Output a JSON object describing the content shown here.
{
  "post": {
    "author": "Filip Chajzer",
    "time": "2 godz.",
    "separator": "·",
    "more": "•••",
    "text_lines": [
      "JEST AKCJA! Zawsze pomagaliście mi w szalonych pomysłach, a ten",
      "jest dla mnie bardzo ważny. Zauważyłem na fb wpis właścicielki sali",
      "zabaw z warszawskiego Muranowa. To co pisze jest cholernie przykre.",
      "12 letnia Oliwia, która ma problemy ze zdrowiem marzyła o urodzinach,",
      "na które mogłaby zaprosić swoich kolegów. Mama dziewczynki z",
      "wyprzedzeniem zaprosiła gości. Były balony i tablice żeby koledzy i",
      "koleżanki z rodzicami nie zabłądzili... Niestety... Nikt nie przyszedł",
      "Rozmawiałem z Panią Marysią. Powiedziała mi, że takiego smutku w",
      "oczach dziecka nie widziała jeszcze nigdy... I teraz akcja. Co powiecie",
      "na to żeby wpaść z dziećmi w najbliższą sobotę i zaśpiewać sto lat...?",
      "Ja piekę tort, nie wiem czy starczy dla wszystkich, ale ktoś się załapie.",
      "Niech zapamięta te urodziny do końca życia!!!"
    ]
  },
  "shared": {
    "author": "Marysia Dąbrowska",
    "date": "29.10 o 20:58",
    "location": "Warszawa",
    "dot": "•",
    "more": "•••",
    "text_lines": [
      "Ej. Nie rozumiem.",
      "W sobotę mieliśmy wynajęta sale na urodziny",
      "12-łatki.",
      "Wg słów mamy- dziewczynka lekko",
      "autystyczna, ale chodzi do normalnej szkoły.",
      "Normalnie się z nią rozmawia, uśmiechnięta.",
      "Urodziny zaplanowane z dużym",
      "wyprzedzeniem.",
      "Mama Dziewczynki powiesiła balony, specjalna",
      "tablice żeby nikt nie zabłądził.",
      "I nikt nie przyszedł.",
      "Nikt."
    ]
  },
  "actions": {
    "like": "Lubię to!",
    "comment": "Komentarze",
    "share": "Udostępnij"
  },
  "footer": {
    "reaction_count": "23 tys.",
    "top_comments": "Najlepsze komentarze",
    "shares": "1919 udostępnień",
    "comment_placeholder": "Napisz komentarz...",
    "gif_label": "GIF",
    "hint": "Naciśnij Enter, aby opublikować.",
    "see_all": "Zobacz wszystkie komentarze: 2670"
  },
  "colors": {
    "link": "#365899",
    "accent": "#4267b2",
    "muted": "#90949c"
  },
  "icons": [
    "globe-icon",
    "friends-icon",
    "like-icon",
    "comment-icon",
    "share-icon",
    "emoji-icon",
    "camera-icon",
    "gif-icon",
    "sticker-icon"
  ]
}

* **Problem statement**
Go through the records and gather the lines that hold "przyszedł".

* **Result below**
      "koleżanki z rodzicami nie zabłądzili... Niestety... Nikt nie przyszedł",
      "I nikt nie przyszedł.",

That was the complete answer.